**Aim of the exercise:** Extract the full listing verbatim and drop any pictures from your copy.
···
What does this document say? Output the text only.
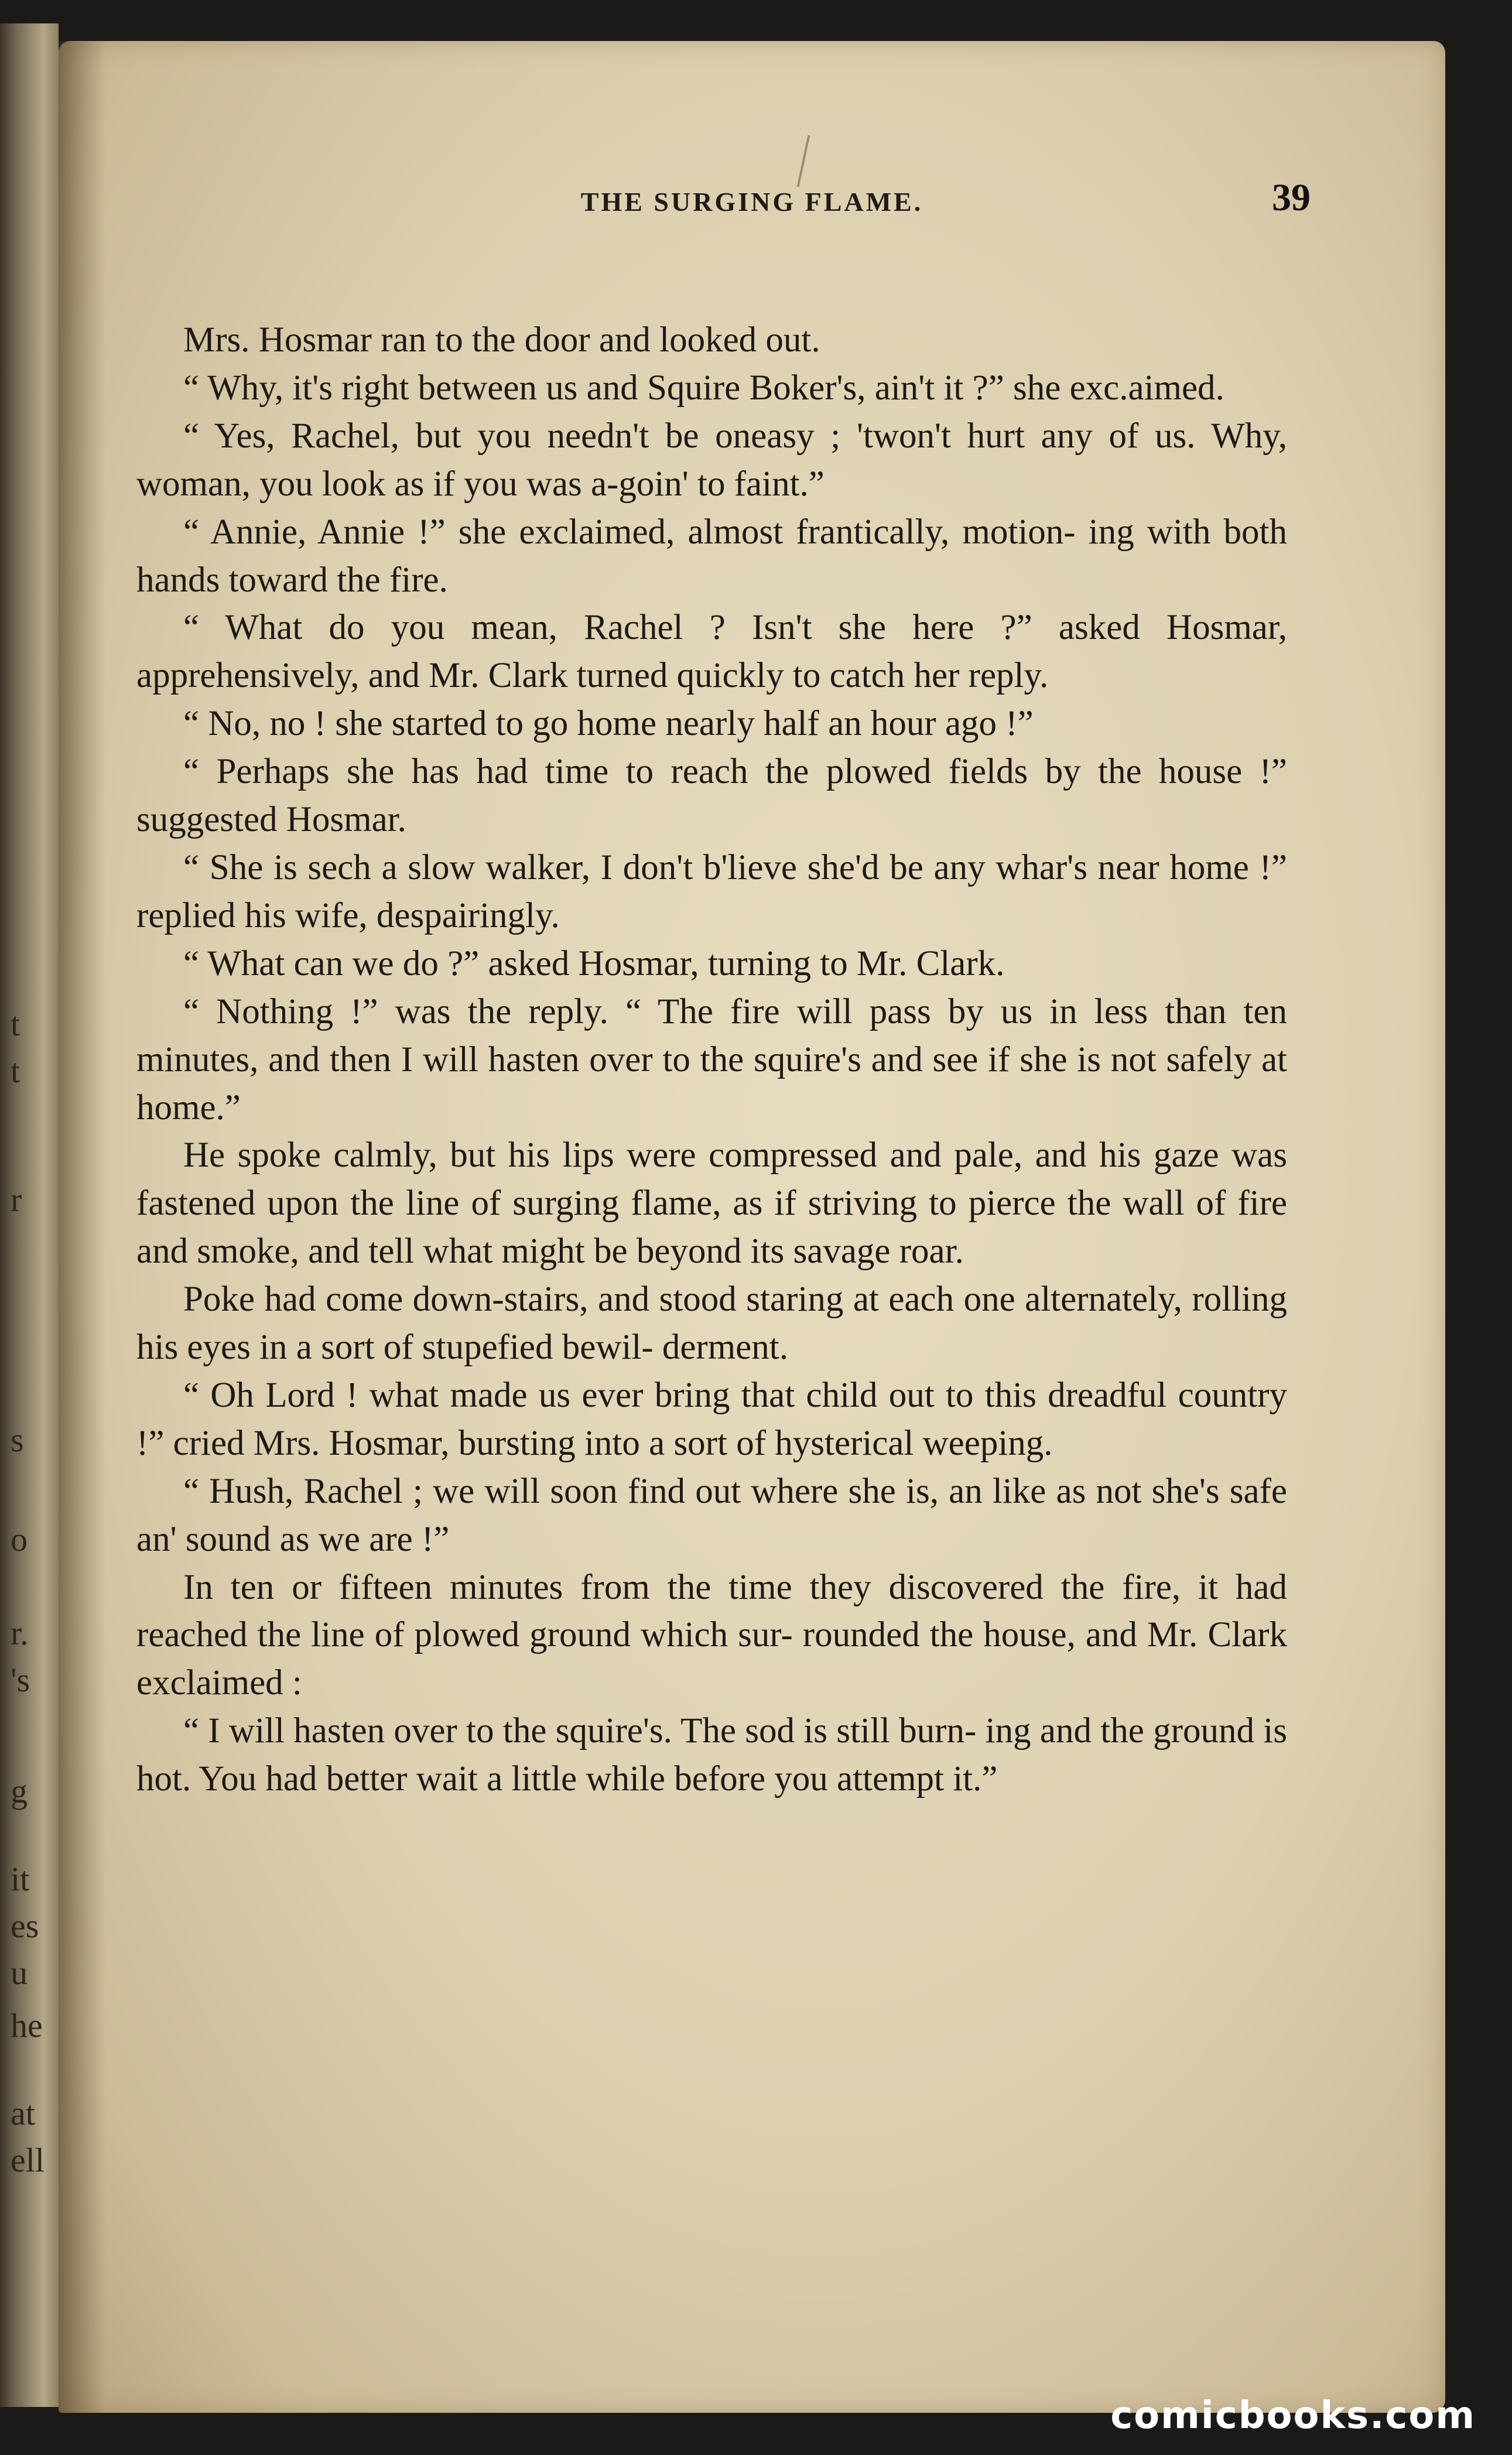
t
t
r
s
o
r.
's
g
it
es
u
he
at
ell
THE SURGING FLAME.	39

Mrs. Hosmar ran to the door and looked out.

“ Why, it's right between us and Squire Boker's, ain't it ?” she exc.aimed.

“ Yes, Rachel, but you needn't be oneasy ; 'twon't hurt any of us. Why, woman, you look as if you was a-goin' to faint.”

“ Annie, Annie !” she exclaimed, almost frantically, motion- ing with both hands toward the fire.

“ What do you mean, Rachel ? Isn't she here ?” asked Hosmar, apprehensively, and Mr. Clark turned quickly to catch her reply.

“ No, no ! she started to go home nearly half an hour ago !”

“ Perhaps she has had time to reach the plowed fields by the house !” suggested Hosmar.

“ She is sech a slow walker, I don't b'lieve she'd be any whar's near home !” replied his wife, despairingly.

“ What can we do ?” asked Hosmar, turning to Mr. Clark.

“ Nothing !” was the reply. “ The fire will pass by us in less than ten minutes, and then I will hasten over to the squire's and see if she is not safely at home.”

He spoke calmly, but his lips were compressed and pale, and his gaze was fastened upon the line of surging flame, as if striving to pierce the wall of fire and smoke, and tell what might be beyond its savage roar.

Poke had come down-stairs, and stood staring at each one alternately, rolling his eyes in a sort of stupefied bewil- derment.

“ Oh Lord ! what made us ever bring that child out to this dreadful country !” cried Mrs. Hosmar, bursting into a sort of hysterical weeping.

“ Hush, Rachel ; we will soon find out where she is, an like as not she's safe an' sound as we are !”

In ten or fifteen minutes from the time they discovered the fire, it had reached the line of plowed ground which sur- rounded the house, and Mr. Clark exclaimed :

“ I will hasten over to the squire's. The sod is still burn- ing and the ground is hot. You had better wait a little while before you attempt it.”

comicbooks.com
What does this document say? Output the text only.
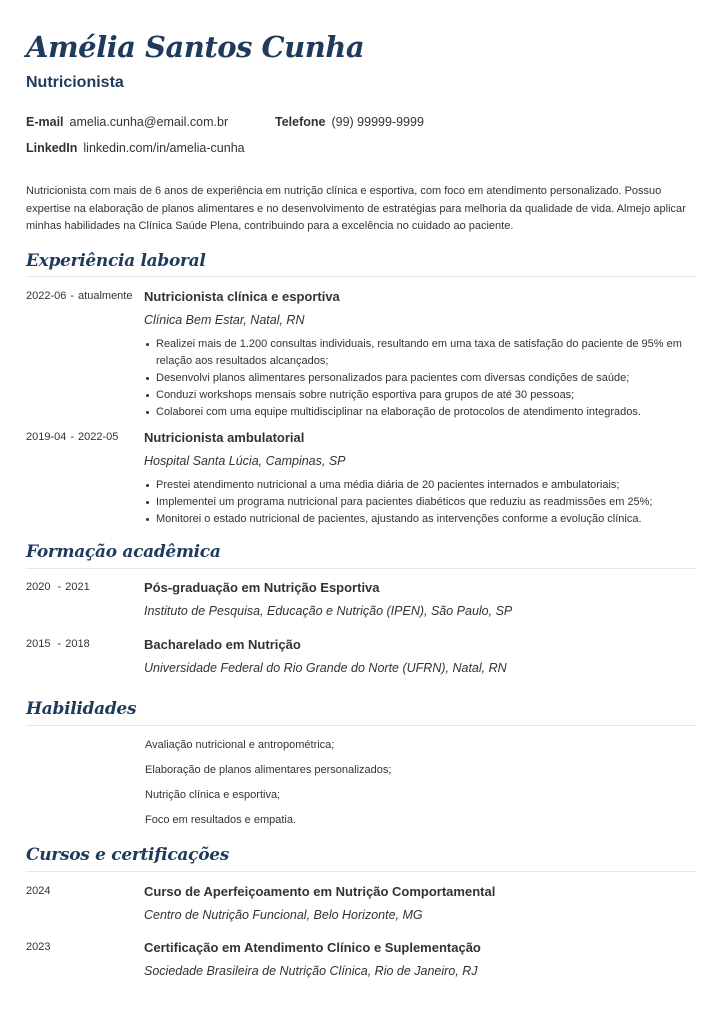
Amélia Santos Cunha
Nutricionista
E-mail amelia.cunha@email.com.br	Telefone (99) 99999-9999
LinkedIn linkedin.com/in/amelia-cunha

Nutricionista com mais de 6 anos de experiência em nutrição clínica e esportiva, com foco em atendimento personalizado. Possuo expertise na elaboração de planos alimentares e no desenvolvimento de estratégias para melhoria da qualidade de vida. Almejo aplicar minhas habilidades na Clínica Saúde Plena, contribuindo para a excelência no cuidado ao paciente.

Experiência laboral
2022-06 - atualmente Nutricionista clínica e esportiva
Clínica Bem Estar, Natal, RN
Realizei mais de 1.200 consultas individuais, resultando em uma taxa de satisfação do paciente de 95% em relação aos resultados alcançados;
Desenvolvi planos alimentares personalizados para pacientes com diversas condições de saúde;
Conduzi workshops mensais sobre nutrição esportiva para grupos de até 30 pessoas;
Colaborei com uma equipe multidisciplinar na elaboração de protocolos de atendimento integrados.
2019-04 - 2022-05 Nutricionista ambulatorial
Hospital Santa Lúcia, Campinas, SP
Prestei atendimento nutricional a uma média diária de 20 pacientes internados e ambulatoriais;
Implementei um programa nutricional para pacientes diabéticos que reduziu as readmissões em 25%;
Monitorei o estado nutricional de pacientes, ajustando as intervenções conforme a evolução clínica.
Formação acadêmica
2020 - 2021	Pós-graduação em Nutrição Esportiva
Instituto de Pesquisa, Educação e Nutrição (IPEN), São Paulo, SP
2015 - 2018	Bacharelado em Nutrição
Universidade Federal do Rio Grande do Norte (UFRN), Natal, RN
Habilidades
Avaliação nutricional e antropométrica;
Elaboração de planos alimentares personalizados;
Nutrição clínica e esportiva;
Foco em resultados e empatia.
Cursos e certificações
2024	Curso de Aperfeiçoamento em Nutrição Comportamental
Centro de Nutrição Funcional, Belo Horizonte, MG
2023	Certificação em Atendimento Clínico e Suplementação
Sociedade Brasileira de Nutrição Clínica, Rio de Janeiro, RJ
···
**Exercise answer:**
What does this document say? Output the text only.
t
t
r
s
o
r.
's
g
it
es
u
he
at
ell
THE SURGING FLAME.	39

Mrs. Hosmar ran to the door and looked out.

“ Why, it's right between us and Squire Boker's, ain't it ?” she exc.aimed.

“ Yes, Rachel, but you needn't be oneasy ; 'twon't hurt any of us. Why, woman, you look as if you was a-goin' to faint.”

“ Annie, Annie !” she exclaimed, almost frantically, motion- ing with both hands toward the fire.

“ What do you mean, Rachel ? Isn't she here ?” asked Hosmar, apprehensively, and Mr. Clark turned quickly to catch her reply.

“ No, no ! she started to go home nearly half an hour ago !”

“ Perhaps she has had time to reach the plowed fields by the house !” suggested Hosmar.

“ She is sech a slow walker, I don't b'lieve she'd be any whar's near home !” replied his wife, despairingly.

“ What can we do ?” asked Hosmar, turning to Mr. Clark.

“ Nothing !” was the reply. “ The fire will pass by us in less than ten minutes, and then I will hasten over to the squire's and see if she is not safely at home.”

He spoke calmly, but his lips were compressed and pale, and his gaze was fastened upon the line of surging flame, as if striving to pierce the wall of fire and smoke, and tell what might be beyond its savage roar.

Poke had come down-stairs, and stood staring at each one alternately, rolling his eyes in a sort of stupefied bewil- derment.

“ Oh Lord ! what made us ever bring that child out to this dreadful country !” cried Mrs. Hosmar, bursting into a sort of hysterical weeping.

“ Hush, Rachel ; we will soon find out where she is, an like as not she's safe an' sound as we are !”

In ten or fifteen minutes from the time they discovered the fire, it had reached the line of plowed ground which sur- rounded the house, and Mr. Clark exclaimed :

“ I will hasten over to the squire's. The sod is still burn- ing and the ground is hot. You had better wait a little while before you attempt it.”

comicbooks.com
What does this document say? Output the text only.
Amélia Santos Cunha
Nutricionista
E-mail amelia.cunha@email.com.br	Telefone (99) 99999-9999
LinkedIn linkedin.com/in/amelia-cunha

Nutricionista com mais de 6 anos de experiência em nutrição clínica e esportiva, com foco em atendimento personalizado. Possuo expertise na elaboração de planos alimentares e no desenvolvimento de estratégias para melhoria da qualidade de vida. Almejo aplicar minhas habilidades na Clínica Saúde Plena, contribuindo para a excelência no cuidado ao paciente.

Experiência laboral
2022-06 - atualmente Nutricionista clínica e esportiva
Clínica Bem Estar, Natal, RN
Realizei mais de 1.200 consultas individuais, resultando em uma taxa de satisfação do paciente de 95% em relação aos resultados alcançados;
Desenvolvi planos alimentares personalizados para pacientes com diversas condições de saúde;
Conduzi workshops mensais sobre nutrição esportiva para grupos de até 30 pessoas;
Colaborei com uma equipe multidisciplinar na elaboração de protocolos de atendimento integrados.
2019-04 - 2022-05 Nutricionista ambulatorial
Hospital Santa Lúcia, Campinas, SP
Prestei atendimento nutricional a uma média diária de 20 pacientes internados e ambulatoriais;
Implementei um programa nutricional para pacientes diabéticos que reduziu as readmissões em 25%;
Monitorei o estado nutricional de pacientes, ajustando as intervenções conforme a evolução clínica.
Formação acadêmica
2020 - 2021	Pós-graduação em Nutrição Esportiva
Instituto de Pesquisa, Educação e Nutrição (IPEN), São Paulo, SP
2015 - 2018	Bacharelado em Nutrição
Universidade Federal do Rio Grande do Norte (UFRN), Natal, RN
Habilidades
Avaliação nutricional e antropométrica;
Elaboração de planos alimentares personalizados;
Nutrição clínica e esportiva;
Foco em resultados e empatia.
Cursos e certificações
2024	Curso de Aperfeiçoamento em Nutrição Comportamental
Centro de Nutrição Funcional, Belo Horizonte, MG
2023	Certificação em Atendimento Clínico e Suplementação
Sociedade Brasileira de Nutrição Clínica, Rio de Janeiro, RJ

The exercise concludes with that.